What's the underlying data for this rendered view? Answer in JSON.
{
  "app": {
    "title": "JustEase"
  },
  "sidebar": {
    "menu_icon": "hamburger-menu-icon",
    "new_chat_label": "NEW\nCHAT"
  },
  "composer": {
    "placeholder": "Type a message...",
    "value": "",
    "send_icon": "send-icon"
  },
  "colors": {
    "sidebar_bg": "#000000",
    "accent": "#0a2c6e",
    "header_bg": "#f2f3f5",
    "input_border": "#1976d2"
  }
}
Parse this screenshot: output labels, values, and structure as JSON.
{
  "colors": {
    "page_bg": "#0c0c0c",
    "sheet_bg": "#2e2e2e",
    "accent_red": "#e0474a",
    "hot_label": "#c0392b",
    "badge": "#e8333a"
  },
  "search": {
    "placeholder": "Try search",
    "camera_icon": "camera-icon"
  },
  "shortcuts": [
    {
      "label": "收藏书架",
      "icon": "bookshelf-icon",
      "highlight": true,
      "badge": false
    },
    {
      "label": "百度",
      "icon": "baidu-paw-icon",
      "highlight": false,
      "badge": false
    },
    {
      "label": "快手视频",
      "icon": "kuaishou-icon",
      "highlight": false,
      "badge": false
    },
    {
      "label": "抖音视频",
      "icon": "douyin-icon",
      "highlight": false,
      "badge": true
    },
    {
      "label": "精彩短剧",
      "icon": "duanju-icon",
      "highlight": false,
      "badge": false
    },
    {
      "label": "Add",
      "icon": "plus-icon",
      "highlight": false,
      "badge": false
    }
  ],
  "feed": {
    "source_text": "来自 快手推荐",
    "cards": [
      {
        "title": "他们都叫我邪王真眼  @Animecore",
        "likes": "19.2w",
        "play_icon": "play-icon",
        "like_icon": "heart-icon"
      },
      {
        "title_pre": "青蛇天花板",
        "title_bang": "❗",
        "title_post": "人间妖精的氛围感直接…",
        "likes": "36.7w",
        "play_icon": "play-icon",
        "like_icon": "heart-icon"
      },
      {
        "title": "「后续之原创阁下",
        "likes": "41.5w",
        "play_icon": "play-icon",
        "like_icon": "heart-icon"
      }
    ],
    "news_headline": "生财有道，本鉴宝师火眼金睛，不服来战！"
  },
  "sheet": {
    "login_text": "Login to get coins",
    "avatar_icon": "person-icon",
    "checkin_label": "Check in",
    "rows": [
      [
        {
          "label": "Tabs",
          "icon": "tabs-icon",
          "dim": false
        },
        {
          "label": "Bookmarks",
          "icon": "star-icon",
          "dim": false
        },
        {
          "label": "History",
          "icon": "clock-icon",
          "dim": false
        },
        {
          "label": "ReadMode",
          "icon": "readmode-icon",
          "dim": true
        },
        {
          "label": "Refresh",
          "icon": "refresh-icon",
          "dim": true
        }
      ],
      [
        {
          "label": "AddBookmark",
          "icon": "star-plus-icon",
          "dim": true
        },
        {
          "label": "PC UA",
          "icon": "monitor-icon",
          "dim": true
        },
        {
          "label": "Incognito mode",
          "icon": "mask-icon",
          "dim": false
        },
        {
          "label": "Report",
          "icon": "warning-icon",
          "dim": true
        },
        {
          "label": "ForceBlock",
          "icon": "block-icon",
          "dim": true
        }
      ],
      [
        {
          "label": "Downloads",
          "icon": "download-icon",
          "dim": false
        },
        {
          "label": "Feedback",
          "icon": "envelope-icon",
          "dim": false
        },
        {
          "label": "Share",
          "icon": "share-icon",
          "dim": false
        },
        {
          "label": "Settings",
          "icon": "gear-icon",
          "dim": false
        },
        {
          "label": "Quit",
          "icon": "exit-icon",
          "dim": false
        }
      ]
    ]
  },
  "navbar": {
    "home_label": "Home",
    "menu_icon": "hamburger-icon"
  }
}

══════

**Task goal:** Look for the word "hamburger" in every line of the listing and copy the lines that have it.

**Reply:**
    "menu_icon": "hamburger-menu-icon",
    "menu_icon": "hamburger-icon"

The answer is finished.